Which lines in the records below contain the word "specification"? Copy each one out.

[Dataset records]

-------------------------

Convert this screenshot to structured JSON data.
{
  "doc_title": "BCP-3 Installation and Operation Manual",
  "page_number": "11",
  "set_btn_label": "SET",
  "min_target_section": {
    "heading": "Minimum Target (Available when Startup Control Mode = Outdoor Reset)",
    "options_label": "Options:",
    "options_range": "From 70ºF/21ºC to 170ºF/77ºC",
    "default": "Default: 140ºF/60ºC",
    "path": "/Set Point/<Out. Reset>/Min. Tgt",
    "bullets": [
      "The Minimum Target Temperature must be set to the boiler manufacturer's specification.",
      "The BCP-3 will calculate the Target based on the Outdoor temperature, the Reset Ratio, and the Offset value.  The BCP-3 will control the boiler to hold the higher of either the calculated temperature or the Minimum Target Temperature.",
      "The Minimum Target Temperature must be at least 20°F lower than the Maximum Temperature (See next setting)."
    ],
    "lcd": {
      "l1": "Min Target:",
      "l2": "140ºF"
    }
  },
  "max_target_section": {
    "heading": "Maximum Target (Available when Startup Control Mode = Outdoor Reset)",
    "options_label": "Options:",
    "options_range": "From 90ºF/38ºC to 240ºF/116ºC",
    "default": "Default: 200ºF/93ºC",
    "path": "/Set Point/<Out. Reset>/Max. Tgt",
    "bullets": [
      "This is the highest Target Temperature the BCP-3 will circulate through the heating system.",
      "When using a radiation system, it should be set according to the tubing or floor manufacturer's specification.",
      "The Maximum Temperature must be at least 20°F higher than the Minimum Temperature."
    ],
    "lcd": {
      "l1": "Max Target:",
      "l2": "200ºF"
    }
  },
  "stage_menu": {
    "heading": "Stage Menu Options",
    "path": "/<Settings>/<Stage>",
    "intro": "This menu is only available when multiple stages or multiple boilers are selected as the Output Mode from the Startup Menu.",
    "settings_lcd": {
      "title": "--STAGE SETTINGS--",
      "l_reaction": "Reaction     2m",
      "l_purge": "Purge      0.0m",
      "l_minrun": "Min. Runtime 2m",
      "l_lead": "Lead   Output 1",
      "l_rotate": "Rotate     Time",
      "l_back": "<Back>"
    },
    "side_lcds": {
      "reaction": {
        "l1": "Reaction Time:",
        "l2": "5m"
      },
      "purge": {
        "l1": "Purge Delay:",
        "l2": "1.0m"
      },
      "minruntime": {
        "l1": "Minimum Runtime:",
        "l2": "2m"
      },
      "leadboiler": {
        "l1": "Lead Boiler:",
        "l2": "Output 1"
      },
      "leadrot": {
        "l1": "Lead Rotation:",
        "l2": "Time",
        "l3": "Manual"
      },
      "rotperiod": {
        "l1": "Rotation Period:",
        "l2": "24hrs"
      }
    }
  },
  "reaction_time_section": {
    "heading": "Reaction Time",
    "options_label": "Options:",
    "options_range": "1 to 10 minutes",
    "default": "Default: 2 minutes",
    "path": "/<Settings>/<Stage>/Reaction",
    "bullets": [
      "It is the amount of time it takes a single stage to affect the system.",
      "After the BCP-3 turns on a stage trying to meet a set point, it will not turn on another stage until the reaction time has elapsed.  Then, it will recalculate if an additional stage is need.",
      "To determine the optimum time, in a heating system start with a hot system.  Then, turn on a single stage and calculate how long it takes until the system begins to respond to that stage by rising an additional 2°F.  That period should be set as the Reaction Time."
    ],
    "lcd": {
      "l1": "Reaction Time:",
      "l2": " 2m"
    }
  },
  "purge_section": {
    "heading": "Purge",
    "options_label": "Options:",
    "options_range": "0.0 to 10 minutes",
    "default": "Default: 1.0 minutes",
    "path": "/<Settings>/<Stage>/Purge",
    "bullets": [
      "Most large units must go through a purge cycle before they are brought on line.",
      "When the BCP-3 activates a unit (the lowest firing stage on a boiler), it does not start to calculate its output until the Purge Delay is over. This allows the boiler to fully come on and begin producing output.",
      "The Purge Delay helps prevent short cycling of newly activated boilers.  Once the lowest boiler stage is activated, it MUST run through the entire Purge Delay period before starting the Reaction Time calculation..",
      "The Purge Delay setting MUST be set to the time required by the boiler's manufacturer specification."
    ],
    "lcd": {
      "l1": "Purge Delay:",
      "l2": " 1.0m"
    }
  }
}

-------------------------

→ Reply to the exercise:
      "The Minimum Target Temperature must be set to the boiler manufacturer's specification.",
      "When using a radiation system, it should be set according to the tubing or floor manufacturer's specification.",
      "The Purge Delay setting MUST be set to the time required by the boiler's manufacturer specification."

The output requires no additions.